Work to complete:
Quote the data below in full, please, without altering anything.

Source records:
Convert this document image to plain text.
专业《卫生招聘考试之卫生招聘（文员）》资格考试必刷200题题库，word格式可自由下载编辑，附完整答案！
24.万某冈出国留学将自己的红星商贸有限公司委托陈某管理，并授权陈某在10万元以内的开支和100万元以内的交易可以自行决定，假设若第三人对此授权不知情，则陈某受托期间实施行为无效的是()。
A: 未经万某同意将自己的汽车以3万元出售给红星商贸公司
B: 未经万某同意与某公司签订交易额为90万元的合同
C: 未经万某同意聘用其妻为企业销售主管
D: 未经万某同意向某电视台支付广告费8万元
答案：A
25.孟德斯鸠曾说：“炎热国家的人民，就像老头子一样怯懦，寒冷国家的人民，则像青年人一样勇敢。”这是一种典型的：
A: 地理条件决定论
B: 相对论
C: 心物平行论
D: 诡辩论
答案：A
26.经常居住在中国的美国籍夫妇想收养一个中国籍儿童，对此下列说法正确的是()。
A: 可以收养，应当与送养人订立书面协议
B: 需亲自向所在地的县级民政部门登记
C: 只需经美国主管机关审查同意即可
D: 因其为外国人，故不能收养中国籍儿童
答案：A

Final result:
Convert this document image to plain text.
专业《卫生招聘考试之卫生招聘（文员）》资格考试必刷200题题库，word格式可自由下载编辑，附完整答案！
24.万某冈出国留学将自己的红星商贸有限公司委托陈某管理，并授权陈某在10万元以内的开支和100万元以内的交易可以自行决定，假设若第三人对此授权不知情，则陈某受托期间实施行为无效的是()。
A: 未经万某同意将自己的汽车以3万元出售给红星商贸公司
B: 未经万某同意与某公司签订交易额为90万元的合同
C: 未经万某同意聘用其妻为企业销售主管
D: 未经万某同意向某电视台支付广告费8万元
答案：A
25.孟德斯鸠曾说：“炎热国家的人民，就像老头子一样怯懦，寒冷国家的人民，则像青年人一样勇敢。”这是一种典型的：
A: 地理条件决定论
B: 相对论
C: 心物平行论
D: 诡辩论
答案：A
26.经常居住在中国的美国籍夫妇想收养一个中国籍儿童，对此下列说法正确的是()。
A: 可以收养，应当与送养人订立书面协议
B: 需亲自向所在地的县级民政部门登记
C: 只需经美国主管机关审查同意即可
D: 因其为外国人，故不能收养中国籍儿童
答案：A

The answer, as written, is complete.